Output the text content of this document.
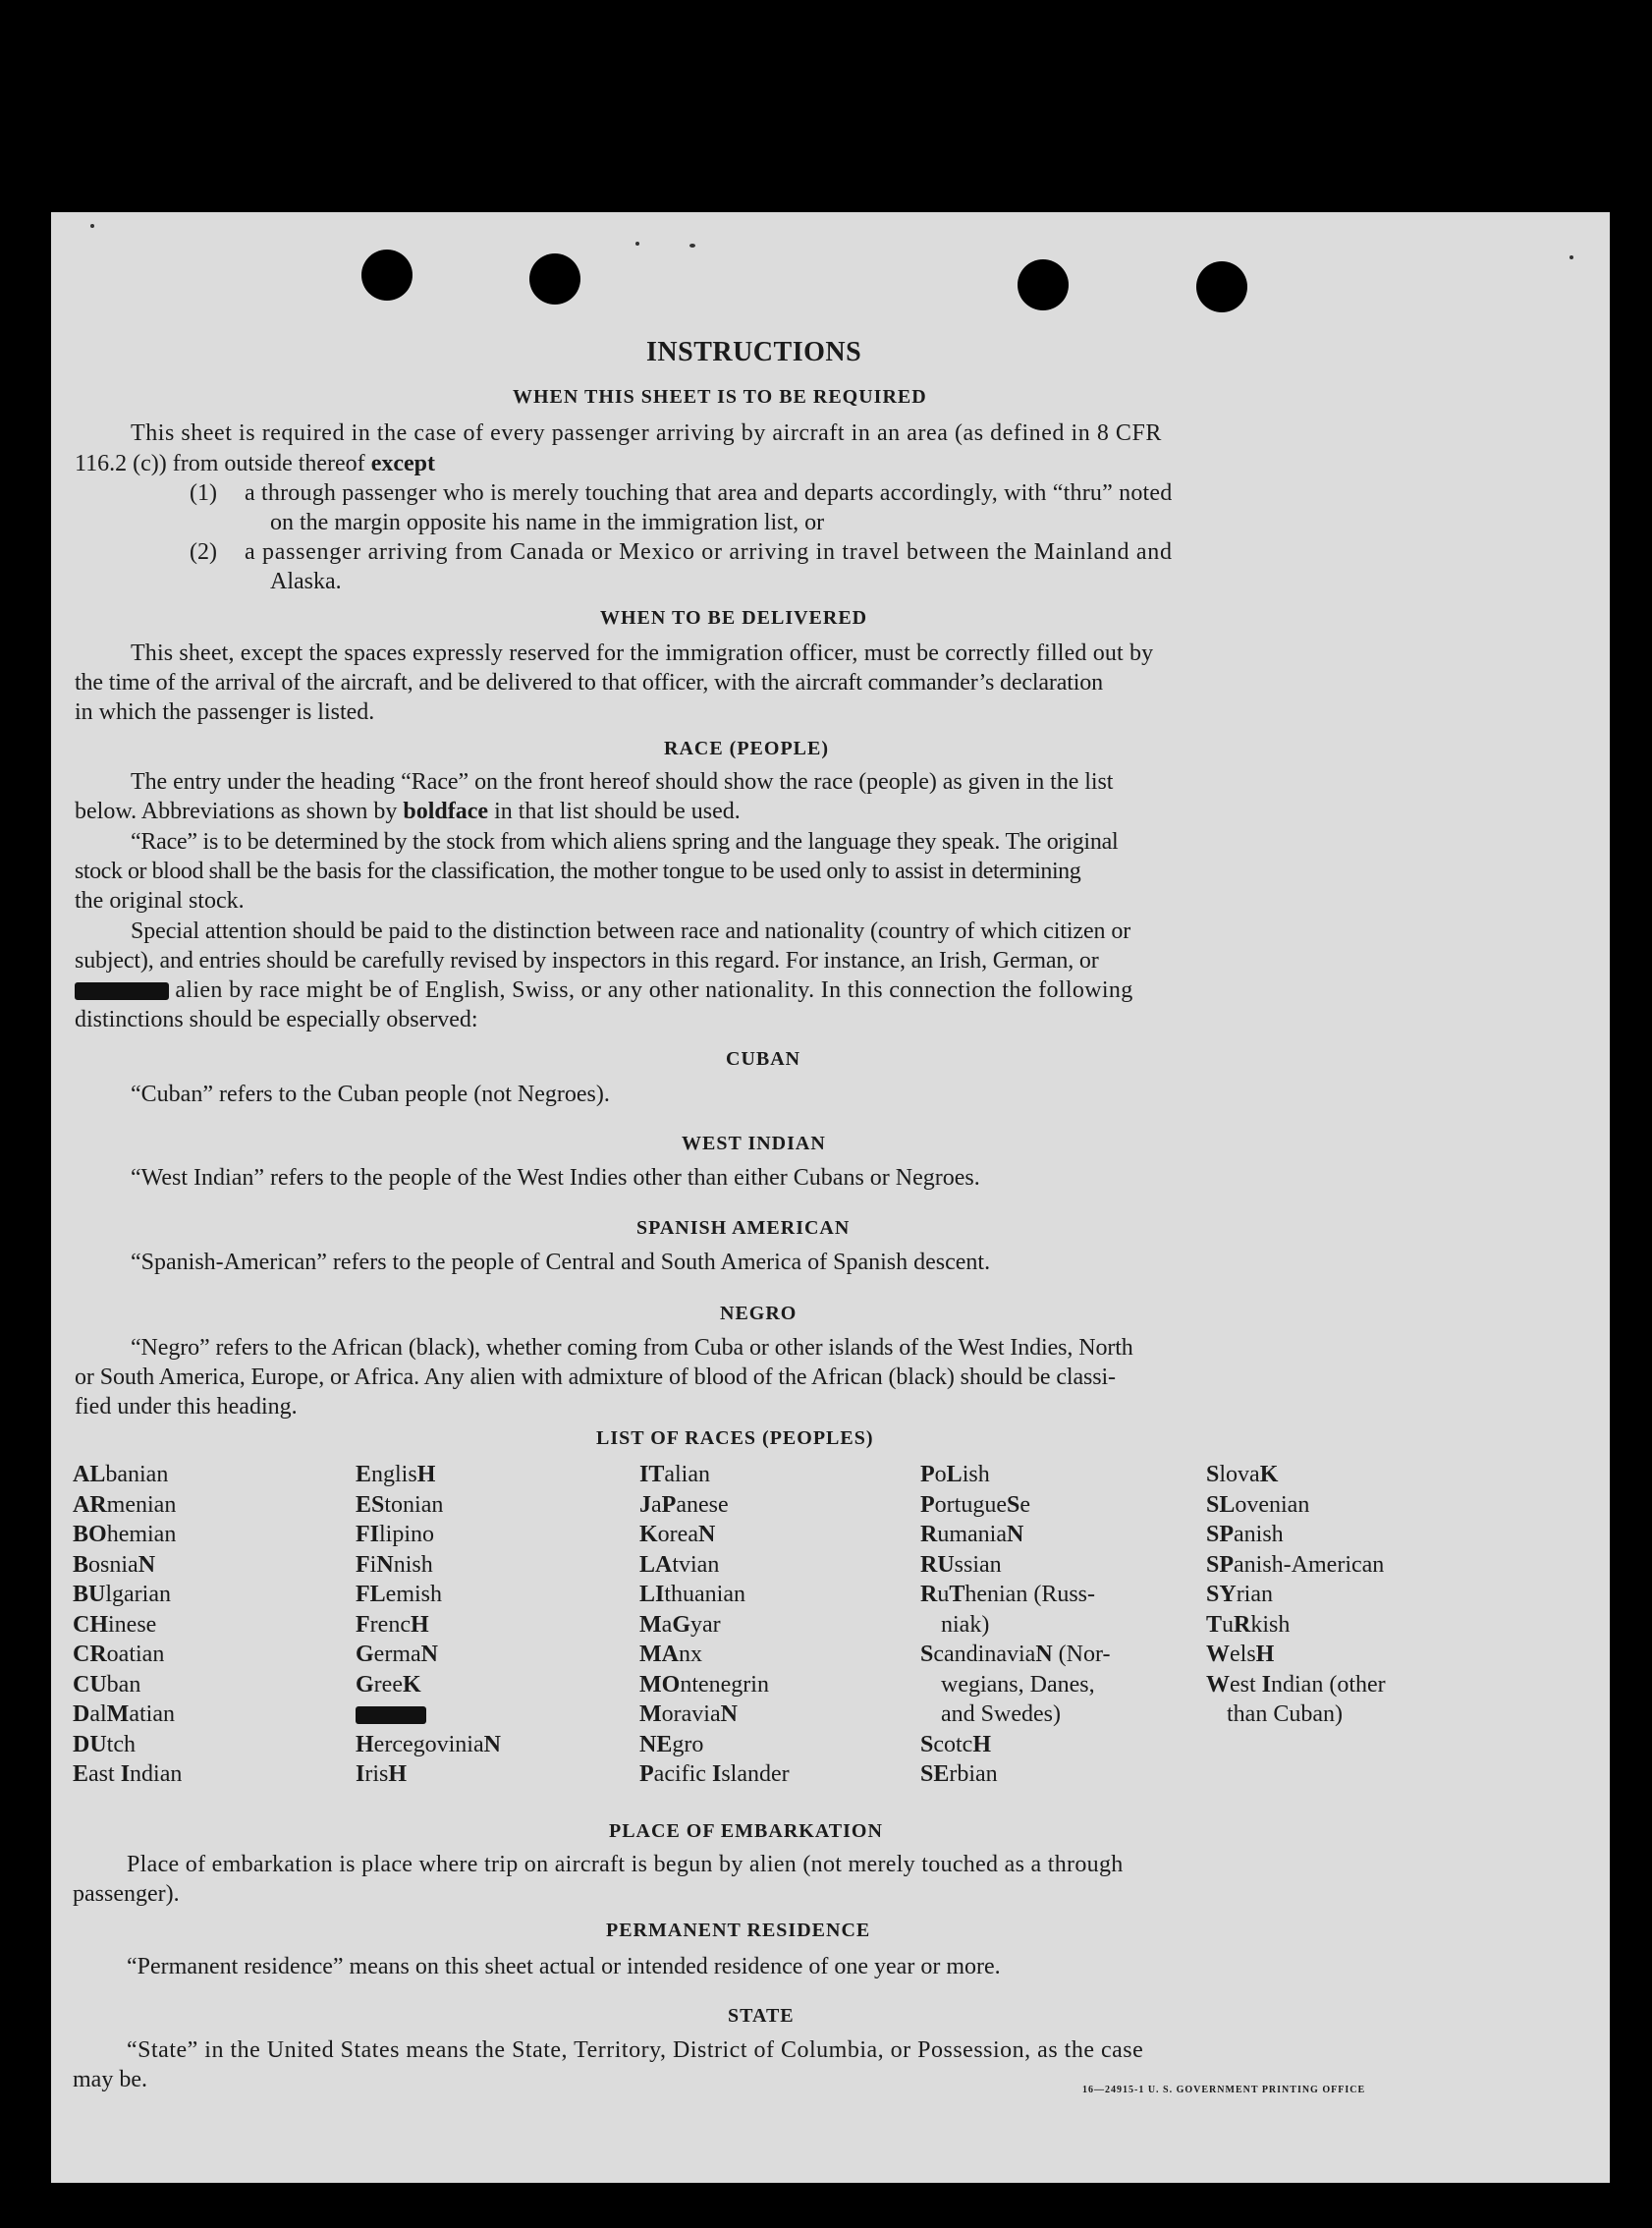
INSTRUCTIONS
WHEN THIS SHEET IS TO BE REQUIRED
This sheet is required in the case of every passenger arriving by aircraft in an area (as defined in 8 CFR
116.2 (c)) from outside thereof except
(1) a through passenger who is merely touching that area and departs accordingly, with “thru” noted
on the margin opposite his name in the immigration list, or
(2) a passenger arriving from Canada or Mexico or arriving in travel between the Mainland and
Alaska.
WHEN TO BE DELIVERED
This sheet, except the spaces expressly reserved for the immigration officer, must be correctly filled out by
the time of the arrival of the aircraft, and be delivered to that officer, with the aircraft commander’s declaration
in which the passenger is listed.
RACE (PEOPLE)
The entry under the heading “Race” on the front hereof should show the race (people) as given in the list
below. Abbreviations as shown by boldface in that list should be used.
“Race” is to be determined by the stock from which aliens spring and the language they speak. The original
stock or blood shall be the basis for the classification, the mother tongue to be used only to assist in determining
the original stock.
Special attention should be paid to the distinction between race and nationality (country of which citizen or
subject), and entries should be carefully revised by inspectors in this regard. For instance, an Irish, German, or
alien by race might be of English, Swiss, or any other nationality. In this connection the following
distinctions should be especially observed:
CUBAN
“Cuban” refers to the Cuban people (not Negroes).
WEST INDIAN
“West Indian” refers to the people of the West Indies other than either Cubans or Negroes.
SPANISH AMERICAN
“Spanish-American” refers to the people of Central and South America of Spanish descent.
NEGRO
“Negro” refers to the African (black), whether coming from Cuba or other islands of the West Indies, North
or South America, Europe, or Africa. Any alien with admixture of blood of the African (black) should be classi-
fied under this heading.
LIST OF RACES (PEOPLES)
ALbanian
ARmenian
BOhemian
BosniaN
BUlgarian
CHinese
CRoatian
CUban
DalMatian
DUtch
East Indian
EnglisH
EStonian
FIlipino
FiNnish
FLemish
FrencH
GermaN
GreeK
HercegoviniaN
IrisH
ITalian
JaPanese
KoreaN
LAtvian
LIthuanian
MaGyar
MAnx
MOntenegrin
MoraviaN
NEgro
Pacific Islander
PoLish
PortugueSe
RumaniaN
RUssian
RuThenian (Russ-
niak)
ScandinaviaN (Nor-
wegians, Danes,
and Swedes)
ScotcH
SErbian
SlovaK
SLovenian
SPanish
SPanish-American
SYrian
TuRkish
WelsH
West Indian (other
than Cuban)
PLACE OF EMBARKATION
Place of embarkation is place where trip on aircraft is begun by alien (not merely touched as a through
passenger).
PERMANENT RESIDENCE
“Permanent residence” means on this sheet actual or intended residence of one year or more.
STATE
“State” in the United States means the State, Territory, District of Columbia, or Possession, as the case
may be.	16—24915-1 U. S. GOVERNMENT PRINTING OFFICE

----

[STATED EXERCISE] Copy out every line from the records that has the word "through".

[SOLUTION FOR THIS PROBLEM]
(1) a through passenger who is merely touching that area and departs accordingly, with “thru” noted
Place of embarkation is place where trip on aircraft is begun by alien (not merely touched as a through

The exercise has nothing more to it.